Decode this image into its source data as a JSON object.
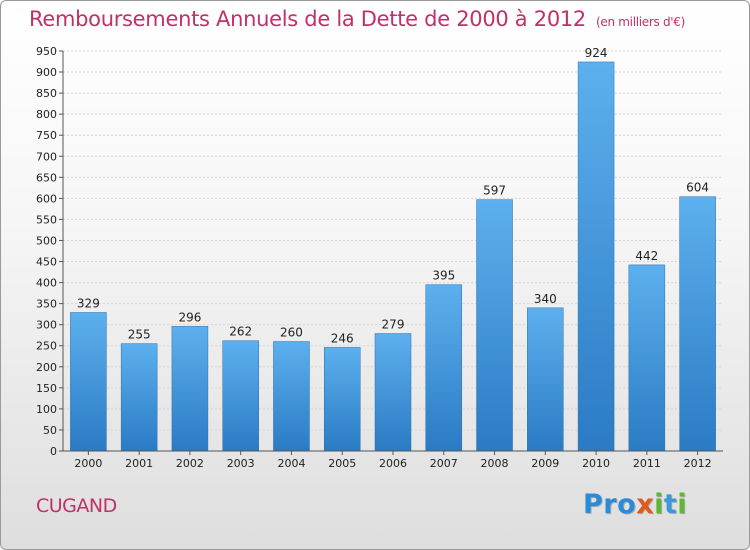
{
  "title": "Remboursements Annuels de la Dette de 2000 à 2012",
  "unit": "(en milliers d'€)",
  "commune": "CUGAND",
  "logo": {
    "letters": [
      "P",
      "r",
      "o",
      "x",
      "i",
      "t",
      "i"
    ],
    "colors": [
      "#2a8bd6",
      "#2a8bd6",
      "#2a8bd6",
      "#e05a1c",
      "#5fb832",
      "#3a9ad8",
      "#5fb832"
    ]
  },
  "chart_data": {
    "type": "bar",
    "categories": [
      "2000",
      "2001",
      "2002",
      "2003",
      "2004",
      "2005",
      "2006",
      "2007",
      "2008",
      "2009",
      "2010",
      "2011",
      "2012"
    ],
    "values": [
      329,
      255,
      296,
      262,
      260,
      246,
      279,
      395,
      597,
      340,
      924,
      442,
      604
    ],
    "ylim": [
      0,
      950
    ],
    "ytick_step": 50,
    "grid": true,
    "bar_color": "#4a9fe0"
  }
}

——————————

- _Task goal_
Leave out the pictures and reproduce the rest of the listing exactly.

- _Answer to the task_
Decode this image into its source data as a JSON object.
{
  "title": "Remboursements Annuels de la Dette de 2000 à 2012",
  "unit": "(en milliers d'€)",
  "commune": "CUGAND",
  "logo": {
    "letters": [
      "P",
      "r",
      "o",
      "x",
      "i",
      "t",
      "i"
    ],
    "colors": [
      "#2a8bd6",
      "#2a8bd6",
      "#2a8bd6",
      "#e05a1c",
      "#5fb832",
      "#3a9ad8",
      "#5fb832"
    ]
  },
  "chart_data": {
    "type": "bar",
    "categories": [
      "2000",
      "2001",
      "2002",
      "2003",
      "2004",
      "2005",
      "2006",
      "2007",
      "2008",
      "2009",
      "2010",
      "2011",
      "2012"
    ],
    "values": [
      329,
      255,
      296,
      262,
      260,
      246,
      279,
      395,
      597,
      340,
      924,
      442,
      604
    ],
    "ylim": [
      0,
      950
    ],
    "ytick_step": 50,
    "grid": true,
    "bar_color": "#4a9fe0"
  }
}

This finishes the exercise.